Exercise task
Give only a count of the lines that include the string "result".

[Begin]

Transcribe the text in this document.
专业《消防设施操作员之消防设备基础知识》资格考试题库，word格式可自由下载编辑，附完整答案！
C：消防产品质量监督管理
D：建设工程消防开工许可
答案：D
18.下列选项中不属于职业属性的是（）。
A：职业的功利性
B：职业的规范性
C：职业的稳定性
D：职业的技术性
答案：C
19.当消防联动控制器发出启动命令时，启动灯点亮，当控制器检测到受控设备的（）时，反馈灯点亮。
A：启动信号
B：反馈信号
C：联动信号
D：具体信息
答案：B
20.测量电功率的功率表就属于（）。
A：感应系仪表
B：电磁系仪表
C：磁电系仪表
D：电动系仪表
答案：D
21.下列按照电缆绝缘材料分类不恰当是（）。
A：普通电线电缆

[End]
[Begin]

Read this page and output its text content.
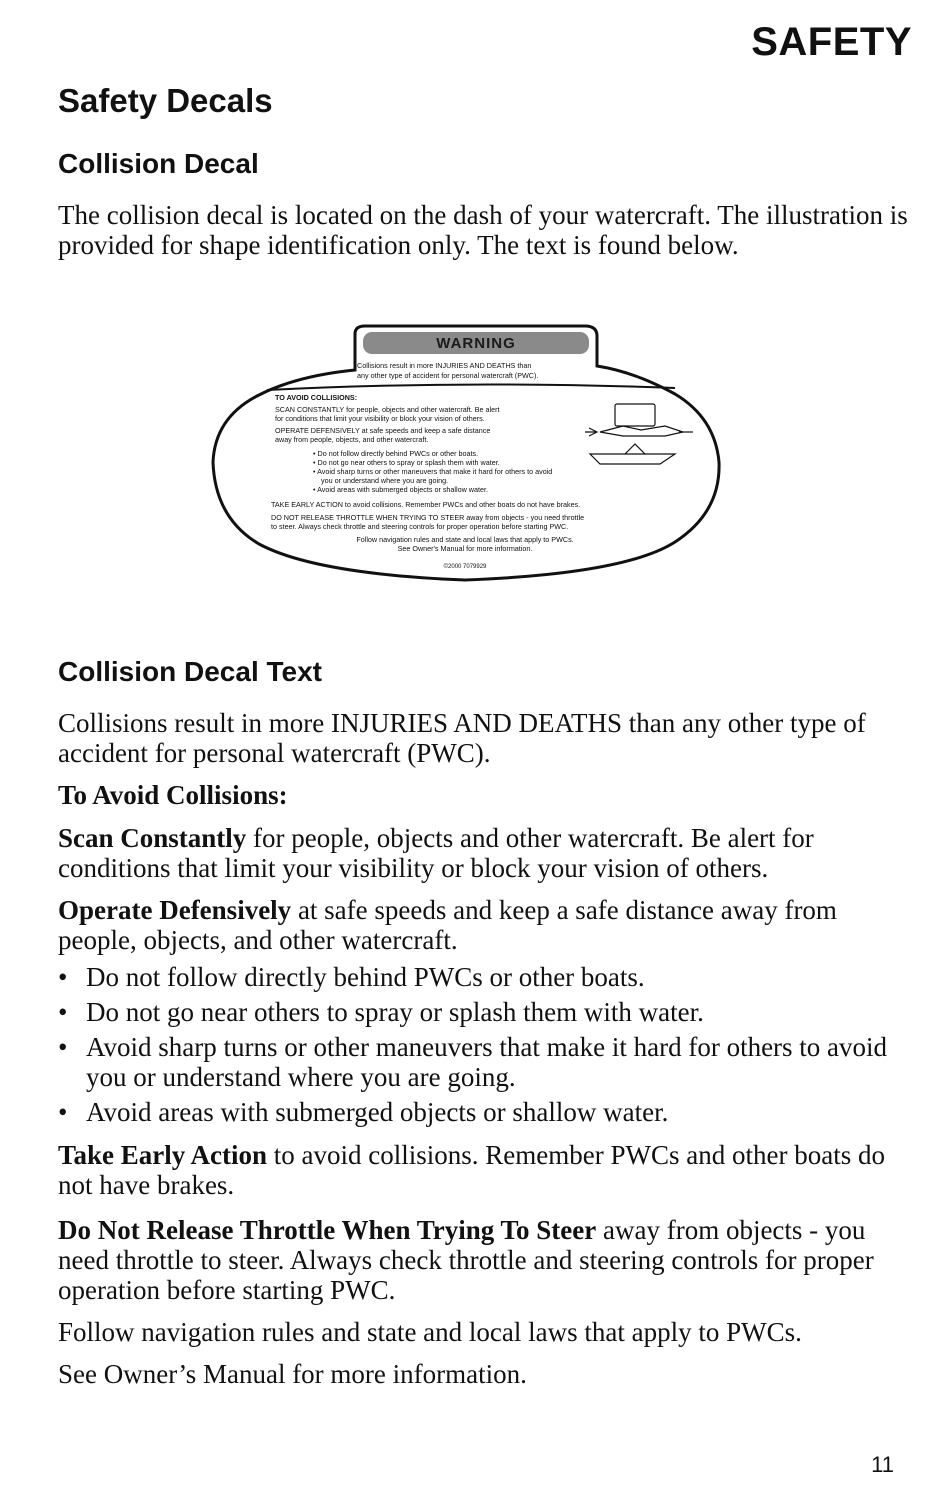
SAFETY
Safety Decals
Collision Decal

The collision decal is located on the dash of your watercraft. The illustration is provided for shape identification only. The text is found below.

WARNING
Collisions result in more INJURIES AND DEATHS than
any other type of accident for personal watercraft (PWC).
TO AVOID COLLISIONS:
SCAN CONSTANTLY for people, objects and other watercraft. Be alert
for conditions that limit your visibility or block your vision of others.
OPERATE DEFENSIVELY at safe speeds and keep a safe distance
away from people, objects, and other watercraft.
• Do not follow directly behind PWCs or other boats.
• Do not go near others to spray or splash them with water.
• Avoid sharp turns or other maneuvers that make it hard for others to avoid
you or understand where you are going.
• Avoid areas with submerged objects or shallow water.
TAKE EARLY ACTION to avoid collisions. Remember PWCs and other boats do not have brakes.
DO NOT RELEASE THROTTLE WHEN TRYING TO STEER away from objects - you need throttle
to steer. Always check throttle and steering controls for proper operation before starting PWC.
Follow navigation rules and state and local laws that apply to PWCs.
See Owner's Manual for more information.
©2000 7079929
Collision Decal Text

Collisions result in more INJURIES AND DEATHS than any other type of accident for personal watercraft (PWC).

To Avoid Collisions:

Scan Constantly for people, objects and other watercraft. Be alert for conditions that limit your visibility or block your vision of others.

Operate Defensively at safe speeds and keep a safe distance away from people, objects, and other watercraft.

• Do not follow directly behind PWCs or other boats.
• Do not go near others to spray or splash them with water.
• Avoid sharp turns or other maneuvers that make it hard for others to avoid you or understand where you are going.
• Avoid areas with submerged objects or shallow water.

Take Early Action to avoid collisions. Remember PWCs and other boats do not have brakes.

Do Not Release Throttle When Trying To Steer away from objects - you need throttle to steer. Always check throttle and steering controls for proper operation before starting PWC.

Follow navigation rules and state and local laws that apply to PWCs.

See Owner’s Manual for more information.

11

[End]

Output of the exercise
2